# Stated task
Everything in the listing should be restated word for word.
__________________________________________________
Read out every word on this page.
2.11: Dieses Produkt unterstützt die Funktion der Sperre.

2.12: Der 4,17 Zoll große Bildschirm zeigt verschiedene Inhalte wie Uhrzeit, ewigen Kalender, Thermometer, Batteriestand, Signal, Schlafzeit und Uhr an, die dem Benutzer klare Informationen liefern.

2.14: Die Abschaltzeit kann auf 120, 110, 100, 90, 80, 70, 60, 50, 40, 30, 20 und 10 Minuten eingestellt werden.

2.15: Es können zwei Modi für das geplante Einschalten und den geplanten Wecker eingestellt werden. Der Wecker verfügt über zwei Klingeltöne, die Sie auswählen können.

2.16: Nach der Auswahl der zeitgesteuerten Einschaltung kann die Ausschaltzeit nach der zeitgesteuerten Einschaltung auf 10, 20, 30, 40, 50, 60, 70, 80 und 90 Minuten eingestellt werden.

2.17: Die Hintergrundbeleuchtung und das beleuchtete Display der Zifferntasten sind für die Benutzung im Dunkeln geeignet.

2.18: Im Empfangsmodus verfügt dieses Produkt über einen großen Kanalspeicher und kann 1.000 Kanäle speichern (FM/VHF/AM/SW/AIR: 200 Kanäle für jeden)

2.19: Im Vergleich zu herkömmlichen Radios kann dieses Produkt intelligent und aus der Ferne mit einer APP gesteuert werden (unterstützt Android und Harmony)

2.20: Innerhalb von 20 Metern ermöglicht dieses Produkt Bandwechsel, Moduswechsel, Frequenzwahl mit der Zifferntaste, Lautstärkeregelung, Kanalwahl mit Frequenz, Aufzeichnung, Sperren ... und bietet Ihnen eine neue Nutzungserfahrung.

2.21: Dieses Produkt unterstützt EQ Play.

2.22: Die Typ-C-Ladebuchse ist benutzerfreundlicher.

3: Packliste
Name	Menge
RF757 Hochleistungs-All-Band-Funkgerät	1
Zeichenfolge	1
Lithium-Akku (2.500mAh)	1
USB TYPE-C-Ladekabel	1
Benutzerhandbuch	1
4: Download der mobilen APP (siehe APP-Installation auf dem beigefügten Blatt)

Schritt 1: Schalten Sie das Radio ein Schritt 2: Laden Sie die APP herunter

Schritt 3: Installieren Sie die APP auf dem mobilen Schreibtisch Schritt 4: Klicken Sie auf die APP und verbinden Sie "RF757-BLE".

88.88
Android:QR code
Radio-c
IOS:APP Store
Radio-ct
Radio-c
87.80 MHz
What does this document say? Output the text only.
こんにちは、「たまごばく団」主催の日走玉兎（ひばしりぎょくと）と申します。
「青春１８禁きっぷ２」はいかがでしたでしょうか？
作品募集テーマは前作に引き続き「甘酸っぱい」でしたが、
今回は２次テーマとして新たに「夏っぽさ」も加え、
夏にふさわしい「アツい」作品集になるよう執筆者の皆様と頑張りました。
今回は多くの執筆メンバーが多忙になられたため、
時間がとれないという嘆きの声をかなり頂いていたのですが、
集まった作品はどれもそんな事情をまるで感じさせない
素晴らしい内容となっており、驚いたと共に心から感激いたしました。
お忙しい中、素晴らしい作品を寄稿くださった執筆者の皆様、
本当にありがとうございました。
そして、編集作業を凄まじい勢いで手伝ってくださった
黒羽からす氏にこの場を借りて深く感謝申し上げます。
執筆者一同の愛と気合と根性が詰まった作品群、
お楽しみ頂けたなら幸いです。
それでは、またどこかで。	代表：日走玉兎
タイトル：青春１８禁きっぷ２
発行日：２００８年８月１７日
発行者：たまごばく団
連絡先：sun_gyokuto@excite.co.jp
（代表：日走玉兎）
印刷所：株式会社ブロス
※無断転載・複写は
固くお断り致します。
__________________________________________________
# Completed exercise
Read out every word on this page.
2.11: Dieses Produkt unterstützt die Funktion der Sperre.

2.12: Der 4,17 Zoll große Bildschirm zeigt verschiedene Inhalte wie Uhrzeit, ewigen Kalender, Thermometer, Batteriestand, Signal, Schlafzeit und Uhr an, die dem Benutzer klare Informationen liefern.

2.14: Die Abschaltzeit kann auf 120, 110, 100, 90, 80, 70, 60, 50, 40, 30, 20 und 10 Minuten eingestellt werden.

2.15: Es können zwei Modi für das geplante Einschalten und den geplanten Wecker eingestellt werden. Der Wecker verfügt über zwei Klingeltöne, die Sie auswählen können.

2.16: Nach der Auswahl der zeitgesteuerten Einschaltung kann die Ausschaltzeit nach der zeitgesteuerten Einschaltung auf 10, 20, 30, 40, 50, 60, 70, 80 und 90 Minuten eingestellt werden.

2.17: Die Hintergrundbeleuchtung und das beleuchtete Display der Zifferntasten sind für die Benutzung im Dunkeln geeignet.

2.18: Im Empfangsmodus verfügt dieses Produkt über einen großen Kanalspeicher und kann 1.000 Kanäle speichern (FM/VHF/AM/SW/AIR: 200 Kanäle für jeden)

2.19: Im Vergleich zu herkömmlichen Radios kann dieses Produkt intelligent und aus der Ferne mit einer APP gesteuert werden (unterstützt Android und Harmony)

2.20: Innerhalb von 20 Metern ermöglicht dieses Produkt Bandwechsel, Moduswechsel, Frequenzwahl mit der Zifferntaste, Lautstärkeregelung, Kanalwahl mit Frequenz, Aufzeichnung, Sperren ... und bietet Ihnen eine neue Nutzungserfahrung.

2.21: Dieses Produkt unterstützt EQ Play.

2.22: Die Typ-C-Ladebuchse ist benutzerfreundlicher.

3: Packliste
Name	Menge
RF757 Hochleistungs-All-Band-Funkgerät	1
Zeichenfolge	1
Lithium-Akku (2.500mAh)	1
USB TYPE-C-Ladekabel	1
Benutzerhandbuch	1
4: Download der mobilen APP (siehe APP-Installation auf dem beigefügten Blatt)

Schritt 1: Schalten Sie das Radio ein Schritt 2: Laden Sie die APP herunter

Schritt 3: Installieren Sie die APP auf dem mobilen Schreibtisch Schritt 4: Klicken Sie auf die APP und verbinden Sie "RF757-BLE".

88.88
Android:QR code
Radio-c
IOS:APP Store
Radio-ct
Radio-c
87.80 MHz
What does this document say? Output the text only.
こんにちは、「たまごばく団」主催の日走玉兎（ひばしりぎょくと）と申します。
「青春１８禁きっぷ２」はいかがでしたでしょうか？
作品募集テーマは前作に引き続き「甘酸っぱい」でしたが、
今回は２次テーマとして新たに「夏っぽさ」も加え、
夏にふさわしい「アツい」作品集になるよう執筆者の皆様と頑張りました。
今回は多くの執筆メンバーが多忙になられたため、
時間がとれないという嘆きの声をかなり頂いていたのですが、
集まった作品はどれもそんな事情をまるで感じさせない
素晴らしい内容となっており、驚いたと共に心から感激いたしました。
お忙しい中、素晴らしい作品を寄稿くださった執筆者の皆様、
本当にありがとうございました。
そして、編集作業を凄まじい勢いで手伝ってくださった
黒羽からす氏にこの場を借りて深く感謝申し上げます。
執筆者一同の愛と気合と根性が詰まった作品群、
お楽しみ頂けたなら幸いです。
それでは、またどこかで。	代表：日走玉兎
タイトル：青春１８禁きっぷ２
発行日：２００８年８月１７日
発行者：たまごばく団
連絡先：sun_gyokuto@excite.co.jp
（代表：日走玉兎）
印刷所：株式会社ブロス
※無断転載・複写は
固くお断り致します。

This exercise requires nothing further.